Copy each line that has the string "color" somewhere in it.

#### Given records ####

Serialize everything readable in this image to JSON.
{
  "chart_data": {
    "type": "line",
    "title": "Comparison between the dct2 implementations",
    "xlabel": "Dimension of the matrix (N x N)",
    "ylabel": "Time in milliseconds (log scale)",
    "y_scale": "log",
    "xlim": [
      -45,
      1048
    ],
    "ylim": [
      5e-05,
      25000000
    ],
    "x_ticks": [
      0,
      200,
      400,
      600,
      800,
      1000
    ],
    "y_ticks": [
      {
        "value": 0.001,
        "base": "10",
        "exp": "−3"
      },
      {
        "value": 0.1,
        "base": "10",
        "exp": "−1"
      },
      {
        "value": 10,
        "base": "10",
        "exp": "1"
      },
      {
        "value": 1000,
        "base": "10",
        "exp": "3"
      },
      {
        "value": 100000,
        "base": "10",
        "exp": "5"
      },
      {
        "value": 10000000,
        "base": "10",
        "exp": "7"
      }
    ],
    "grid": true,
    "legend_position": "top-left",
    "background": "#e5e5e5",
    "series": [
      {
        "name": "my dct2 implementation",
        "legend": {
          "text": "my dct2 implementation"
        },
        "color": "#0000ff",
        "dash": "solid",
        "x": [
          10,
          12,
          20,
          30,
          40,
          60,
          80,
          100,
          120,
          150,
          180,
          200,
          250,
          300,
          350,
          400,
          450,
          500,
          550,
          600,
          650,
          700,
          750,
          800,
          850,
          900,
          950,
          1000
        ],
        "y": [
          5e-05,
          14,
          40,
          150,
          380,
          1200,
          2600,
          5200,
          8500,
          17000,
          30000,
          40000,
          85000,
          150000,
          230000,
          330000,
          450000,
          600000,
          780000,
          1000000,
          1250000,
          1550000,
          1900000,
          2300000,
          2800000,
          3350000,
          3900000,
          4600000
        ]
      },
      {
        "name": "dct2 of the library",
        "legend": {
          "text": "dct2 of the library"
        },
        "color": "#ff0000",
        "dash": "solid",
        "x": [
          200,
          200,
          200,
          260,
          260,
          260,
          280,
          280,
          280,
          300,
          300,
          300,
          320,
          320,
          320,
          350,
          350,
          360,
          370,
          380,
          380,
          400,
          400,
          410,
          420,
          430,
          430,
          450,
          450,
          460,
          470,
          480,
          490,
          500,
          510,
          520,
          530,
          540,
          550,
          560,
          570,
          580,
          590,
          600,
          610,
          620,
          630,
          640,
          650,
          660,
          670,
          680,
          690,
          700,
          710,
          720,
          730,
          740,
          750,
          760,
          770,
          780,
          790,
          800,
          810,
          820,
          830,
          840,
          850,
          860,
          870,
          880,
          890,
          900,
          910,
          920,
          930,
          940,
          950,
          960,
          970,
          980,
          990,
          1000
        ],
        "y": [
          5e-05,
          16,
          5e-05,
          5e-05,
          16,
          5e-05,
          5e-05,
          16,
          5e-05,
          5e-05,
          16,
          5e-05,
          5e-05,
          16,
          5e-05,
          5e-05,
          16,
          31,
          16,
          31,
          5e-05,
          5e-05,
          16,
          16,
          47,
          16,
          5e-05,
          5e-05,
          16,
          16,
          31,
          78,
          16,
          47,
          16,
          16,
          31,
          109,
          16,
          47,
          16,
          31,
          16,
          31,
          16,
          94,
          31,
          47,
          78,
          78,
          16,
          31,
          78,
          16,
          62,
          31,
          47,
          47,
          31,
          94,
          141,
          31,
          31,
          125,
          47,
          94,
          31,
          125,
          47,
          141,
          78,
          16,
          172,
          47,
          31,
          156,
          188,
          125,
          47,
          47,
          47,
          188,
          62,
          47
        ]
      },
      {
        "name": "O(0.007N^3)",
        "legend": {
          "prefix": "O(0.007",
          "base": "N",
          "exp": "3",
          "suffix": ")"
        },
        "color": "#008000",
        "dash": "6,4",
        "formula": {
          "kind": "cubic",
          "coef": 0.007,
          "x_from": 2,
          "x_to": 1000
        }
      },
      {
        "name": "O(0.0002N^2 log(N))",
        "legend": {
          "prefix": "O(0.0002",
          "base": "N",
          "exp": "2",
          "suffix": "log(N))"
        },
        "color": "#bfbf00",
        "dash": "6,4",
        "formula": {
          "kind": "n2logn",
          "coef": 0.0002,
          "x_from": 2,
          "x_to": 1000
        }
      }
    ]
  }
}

####

* **Exercise output**
        "color": "#0000ff",
        "color": "#ff0000",
        "color": "#008000",
        "color": "#bfbf00",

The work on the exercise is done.